### Work to do
Recast every line of the data below as a Markdown table with two columns, Row and Line, giving each line a row number and leaving out blank lines.

(Collected data)
-- start --

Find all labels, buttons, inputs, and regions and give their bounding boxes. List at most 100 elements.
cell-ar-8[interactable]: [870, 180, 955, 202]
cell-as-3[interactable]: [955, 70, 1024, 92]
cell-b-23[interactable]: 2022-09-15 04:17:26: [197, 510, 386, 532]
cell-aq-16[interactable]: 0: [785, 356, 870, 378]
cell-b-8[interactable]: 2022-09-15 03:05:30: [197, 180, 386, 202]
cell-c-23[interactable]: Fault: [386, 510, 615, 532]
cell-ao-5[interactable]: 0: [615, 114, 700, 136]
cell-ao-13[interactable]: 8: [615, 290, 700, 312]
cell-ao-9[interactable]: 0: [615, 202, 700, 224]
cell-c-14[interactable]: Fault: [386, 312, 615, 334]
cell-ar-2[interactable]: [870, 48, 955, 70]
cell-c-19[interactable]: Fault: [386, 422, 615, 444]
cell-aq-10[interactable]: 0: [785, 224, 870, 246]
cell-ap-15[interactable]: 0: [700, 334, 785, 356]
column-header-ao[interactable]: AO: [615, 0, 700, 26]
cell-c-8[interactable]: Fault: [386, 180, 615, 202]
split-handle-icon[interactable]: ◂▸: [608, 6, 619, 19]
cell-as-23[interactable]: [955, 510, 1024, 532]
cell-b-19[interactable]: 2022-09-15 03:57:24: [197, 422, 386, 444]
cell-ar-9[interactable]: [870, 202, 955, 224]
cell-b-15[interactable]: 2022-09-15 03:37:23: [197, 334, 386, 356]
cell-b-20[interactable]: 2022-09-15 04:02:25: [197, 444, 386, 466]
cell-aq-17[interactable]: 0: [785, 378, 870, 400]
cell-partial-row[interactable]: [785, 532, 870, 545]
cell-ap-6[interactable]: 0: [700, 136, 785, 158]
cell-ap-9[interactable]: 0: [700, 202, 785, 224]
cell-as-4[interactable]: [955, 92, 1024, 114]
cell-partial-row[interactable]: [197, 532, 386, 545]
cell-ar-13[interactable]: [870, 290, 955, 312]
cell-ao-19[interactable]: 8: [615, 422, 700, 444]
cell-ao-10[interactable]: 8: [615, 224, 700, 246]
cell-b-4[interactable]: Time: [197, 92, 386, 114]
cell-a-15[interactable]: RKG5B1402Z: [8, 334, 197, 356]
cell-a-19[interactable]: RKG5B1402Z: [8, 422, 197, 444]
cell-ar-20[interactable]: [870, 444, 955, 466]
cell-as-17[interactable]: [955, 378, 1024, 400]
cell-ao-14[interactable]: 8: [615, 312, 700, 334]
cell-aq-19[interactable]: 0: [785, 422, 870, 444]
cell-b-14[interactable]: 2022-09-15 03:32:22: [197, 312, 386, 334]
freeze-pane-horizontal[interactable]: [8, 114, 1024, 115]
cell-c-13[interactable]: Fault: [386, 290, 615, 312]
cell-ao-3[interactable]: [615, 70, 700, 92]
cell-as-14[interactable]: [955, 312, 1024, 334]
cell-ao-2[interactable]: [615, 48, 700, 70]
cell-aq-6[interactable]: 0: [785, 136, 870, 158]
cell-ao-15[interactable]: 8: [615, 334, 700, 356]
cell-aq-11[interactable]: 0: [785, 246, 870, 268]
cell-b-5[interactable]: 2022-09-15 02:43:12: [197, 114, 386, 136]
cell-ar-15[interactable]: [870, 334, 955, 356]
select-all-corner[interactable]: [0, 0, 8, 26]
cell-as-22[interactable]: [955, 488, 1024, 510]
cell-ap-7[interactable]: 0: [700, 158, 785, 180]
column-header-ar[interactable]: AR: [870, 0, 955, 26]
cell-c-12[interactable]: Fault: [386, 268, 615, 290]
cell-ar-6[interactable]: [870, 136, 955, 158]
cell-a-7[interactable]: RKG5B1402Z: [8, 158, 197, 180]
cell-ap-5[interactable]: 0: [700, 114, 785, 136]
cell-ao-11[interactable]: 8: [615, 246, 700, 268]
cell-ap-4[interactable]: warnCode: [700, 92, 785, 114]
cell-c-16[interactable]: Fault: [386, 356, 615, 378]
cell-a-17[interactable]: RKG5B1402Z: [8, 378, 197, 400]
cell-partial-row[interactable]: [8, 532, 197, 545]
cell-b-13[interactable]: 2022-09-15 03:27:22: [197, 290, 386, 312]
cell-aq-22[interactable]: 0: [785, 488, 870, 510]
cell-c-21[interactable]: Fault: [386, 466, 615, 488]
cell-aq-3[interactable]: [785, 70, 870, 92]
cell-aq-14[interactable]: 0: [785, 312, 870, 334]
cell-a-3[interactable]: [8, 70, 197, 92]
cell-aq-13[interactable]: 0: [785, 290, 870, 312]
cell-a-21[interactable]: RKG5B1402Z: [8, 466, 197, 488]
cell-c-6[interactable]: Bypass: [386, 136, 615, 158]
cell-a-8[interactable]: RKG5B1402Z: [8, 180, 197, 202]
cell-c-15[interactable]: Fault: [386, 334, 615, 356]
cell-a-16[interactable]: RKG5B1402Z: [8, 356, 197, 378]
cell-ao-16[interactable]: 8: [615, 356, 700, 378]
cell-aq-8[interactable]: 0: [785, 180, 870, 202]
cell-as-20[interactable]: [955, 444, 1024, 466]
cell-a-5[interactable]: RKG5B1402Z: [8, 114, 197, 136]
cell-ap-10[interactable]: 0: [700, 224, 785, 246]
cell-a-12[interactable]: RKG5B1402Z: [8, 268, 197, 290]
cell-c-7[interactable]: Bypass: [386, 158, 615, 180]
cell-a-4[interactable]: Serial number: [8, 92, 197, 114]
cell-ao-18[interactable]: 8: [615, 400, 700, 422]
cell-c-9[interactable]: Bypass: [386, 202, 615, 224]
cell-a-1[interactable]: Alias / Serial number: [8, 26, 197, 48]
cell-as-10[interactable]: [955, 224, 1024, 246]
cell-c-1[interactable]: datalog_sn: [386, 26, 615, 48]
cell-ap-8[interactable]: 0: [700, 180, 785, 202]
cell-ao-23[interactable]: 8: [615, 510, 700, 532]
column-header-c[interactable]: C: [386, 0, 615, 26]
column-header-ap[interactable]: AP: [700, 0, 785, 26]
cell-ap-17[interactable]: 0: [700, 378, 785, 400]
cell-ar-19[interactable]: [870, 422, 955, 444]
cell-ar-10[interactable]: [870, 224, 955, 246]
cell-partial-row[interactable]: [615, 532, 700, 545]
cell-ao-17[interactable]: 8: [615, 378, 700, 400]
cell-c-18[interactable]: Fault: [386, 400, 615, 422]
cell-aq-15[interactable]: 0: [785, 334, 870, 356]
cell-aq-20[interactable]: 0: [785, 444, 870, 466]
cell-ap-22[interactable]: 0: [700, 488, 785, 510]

-- end --

### Exercise response
| Row | Line |
|---|---|
| 1 | Find all labels, buttons, inputs, and regions and give their bounding boxes. List at most 100 elements. |
| 2 | cell-ar-8[interactable]: [870, 180, 955, 202] |
| 3 | cell-as-3[interactable]: [955, 70, 1024, 92] |
| 4 | cell-b-23[interactable]: 2022-09-15 04:17:26: [197, 510, 386, 532] |
| 5 | cell-aq-16[interactable]: 0: [785, 356, 870, 378] |
| 6 | cell-b-8[interactable]: 2022-09-15 03:05:30: [197, 180, 386, 202] |
| 7 | cell-c-23[interactable]: Fault: [386, 510, 615, 532] |
| 8 | cell-ao-5[interactable]: 0: [615, 114, 700, 136] |
| 9 | cell-ao-13[interactable]: 8: [615, 290, 700, 312] |
| 10 | cell-ao-9[interactable]: 0: [615, 202, 700, 224] |
| 11 | cell-c-14[interactable]: Fault: [386, 312, 615, 334] |
| 12 | cell-ar-2[interactable]: [870, 48, 955, 70] |
| 13 | cell-c-19[interactable]: Fault: [386, 422, 615, 444] |
| 14 | cell-aq-10[interactable]: 0: [785, 224, 870, 246] |
| 15 | cell-ap-15[interactable]: 0: [700, 334, 785, 356] |
| 16 | column-header-ao[interactable]: AO: [615, 0, 700, 26] |
| 17 | cell-c-8[interactable]: Fault: [386, 180, 615, 202] |
| 18 | split-handle-icon[interactable]: ◂▸: [608, 6, 619, 19] |
| 19 | cell-as-23[interactable]: [955, 510, 1024, 532] |
| 20 | cell-b-19[interactable]: 2022-09-15 03:57:24: [197, 422, 386, 444] |
| 21 | cell-ar-9[interactable]: [870, 202, 955, 224] |
| 22 | cell-b-15[interactable]: 2022-09-15 03:37:23: [197, 334, 386, 356] |
| 23 | cell-b-20[interactable]: 2022-09-15 04:02:25: [197, 444, 386, 466] |
| 24 | cell-aq-17[interactable]: 0: [785, 378, 870, 400] |
| 25 | cell-partial-row[interactable]: [785, 532, 870, 545] |
| 26 | cell-ap-6[interactable]: 0: [700, 136, 785, 158] |
| 27 | cell-ap-9[interactable]: 0: [700, 202, 785, 224] |
| 28 | cell-as-4[interactable]: [955, 92, 1024, 114] |
| 29 | cell-partial-row[interactable]: [197, 532, 386, 545] |
| 30 | cell-ar-13[interactable]: [870, 290, 955, 312] |
| 31 | cell-ao-19[interactable]: 8: [615, 422, 700, 444] |
| 32 | cell-ao-10[interactable]: 8: [615, 224, 700, 246] |
| 33 | cell-b-4[interactable]: Time: [197, 92, 386, 114] |
| 34 | cell-a-15[interactable]: RKG5B1402Z: [8, 334, 197, 356] |
| 35 | cell-a-19[interactable]: RKG5B1402Z: [8, 422, 197, 444] |
| 36 | cell-ar-20[interactable]: [870, 444, 955, 466] |
| 37 | cell-as-17[interactable]: [955, 378, 1024, 400] |
| 38 | cell-ao-14[interactable]: 8: [615, 312, 700, 334] |
| 39 | cell-aq-19[interactable]: 0: [785, 422, 870, 444] |
| 40 | cell-b-14[interactable]: 2022-09-15 03:32:22: [197, 312, 386, 334] |
| 41 | freeze-pane-horizontal[interactable]: [8, 114, 1024, 115] |
| 42 | cell-c-13[interactable]: Fault: [386, 290, 615, 312] |
| 43 | cell-ao-3[interactable]: [615, 70, 700, 92] |
| 44 | cell-as-14[interactable]: [955, 312, 1024, 334] |
| 45 | cell-ao-2[interactable]: [615, 48, 700, 70] |
| 46 | cell-aq-6[interactable]: 0: [785, 136, 870, 158] |
| 47 | cell-ao-15[interactable]: 8: [615, 334, 700, 356] |
| 48 | cell-aq-11[interactable]: 0: [785, 246, 870, 268] |
| 49 | cell-b-5[interactable]: 2022-09-15 02:43:12: [197, 114, 386, 136] |
| 50 | cell-ar-15[interactable]: [870, 334, 955, 356] |
| 51 | select-all-corner[interactable]: [0, 0, 8, 26] |
| 52 | cell-as-22[interactable]: [955, 488, 1024, 510] |
| 53 | cell-ap-7[interactable]: 0: [700, 158, 785, 180] |
| 54 | column-header-ar[interactable]: AR: [870, 0, 955, 26] |
| 55 | cell-c-12[interactable]: Fault: [386, 268, 615, 290] |
| 56 | cell-ar-6[interactable]: [870, 136, 955, 158] |
| 57 | cell-a-7[interactable]: RKG5B1402Z: [8, 158, 197, 180] |
| 58 | cell-ap-5[interactable]: 0: [700, 114, 785, 136] |
| 59 | cell-ao-11[interactable]: 8: [615, 246, 700, 268] |
| 60 | cell-ap-4[interactable]: warnCode: [700, 92, 785, 114] |
| 61 | cell-c-16[interactable]: Fault: [386, 356, 615, 378] |
| 62 | cell-a-17[interactable]: RKG5B1402Z: [8, 378, 197, 400] |
| 63 | cell-partial-row[interactable]: [8, 532, 197, 545] |
| 64 | cell-b-13[interactable]: 2022-09-15 03:27:22: [197, 290, 386, 312] |
| 65 | cell-aq-22[interactable]: 0: [785, 488, 870, 510] |
| 66 | cell-c-21[interactable]: Fault: [386, 466, 615, 488] |
| 67 | cell-aq-3[interactable]: [785, 70, 870, 92] |
| 68 | cell-aq-14[interactable]: 0: [785, 312, 870, 334] |
| 69 | cell-a-3[interactable]: [8, 70, 197, 92] |
| 70 | cell-aq-13[interactable]: 0: [785, 290, 870, 312] |
| 71 | cell-a-21[interactable]: RKG5B1402Z: [8, 466, 197, 488] |
| 72 | cell-c-6[interactable]: Bypass: [386, 136, 615, 158] |
| 73 | cell-a-8[interactable]: RKG5B1402Z: [8, 180, 197, 202] |
| 74 | cell-c-15[interactable]: Fault: [386, 334, 615, 356] |
| 75 | cell-a-16[interactable]: RKG5B1402Z: [8, 356, 197, 378] |
| 76 | cell-ao-16[interactable]: 8: [615, 356, 700, 378] |
| 77 | cell-aq-8[interactable]: 0: [785, 180, 870, 202] |
| 78 | cell-as-20[interactable]: [955, 444, 1024, 466] |
| 79 | cell-a-5[interactable]: RKG5B1402Z: [8, 114, 197, 136] |
| 80 | cell-ap-10[interactable]: 0: [700, 224, 785, 246] |
| 81 | cell-a-12[interactable]: RKG5B1402Z: [8, 268, 197, 290] |
| 82 | cell-c-7[interactable]: Bypass: [386, 158, 615, 180] |
| 83 | cell-a-4[interactable]: Serial number: [8, 92, 197, 114] |
| 84 | cell-ao-18[interactable]: 8: [615, 400, 700, 422] |
| 85 | cell-c-9[interactable]: Bypass: [386, 202, 615, 224] |
| 86 | cell-a-1[interactable]: Alias / Serial number: [8, 26, 197, 48] |
| 87 | cell-as-10[interactable]: [955, 224, 1024, 246] |
| 88 | cell-c-1[interactable]: datalog_sn: [386, 26, 615, 48] |
| 89 | cell-ap-8[interactable]: 0: [700, 180, 785, 202] |
| 90 | cell-ao-23[interactable]: 8: [615, 510, 700, 532] |
| 91 | column-header-c[interactable]: C: [386, 0, 615, 26] |
| 92 | column-header-ap[interactable]: AP: [700, 0, 785, 26] |
| 93 | cell-ap-17[interactable]: 0: [700, 378, 785, 400] |
| 94 | cell-ar-19[interactable]: [870, 422, 955, 444] |
| 95 | cell-ar-10[interactable]: [870, 224, 955, 246] |
| 96 | cell-partial-row[interactable]: [615, 532, 700, 545] |
| 97 | cell-ao-17[interactable]: 8: [615, 378, 700, 400] |
| 98 | cell-c-18[interactable]: Fault: [386, 400, 615, 422] |
| 99 | cell-aq-15[interactable]: 0: [785, 334, 870, 356] |
| 100 | cell-aq-20[interactable]: 0: [785, 444, 870, 466] |
| 101 | cell-ap-22[interactable]: 0: [700, 488, 785, 510] |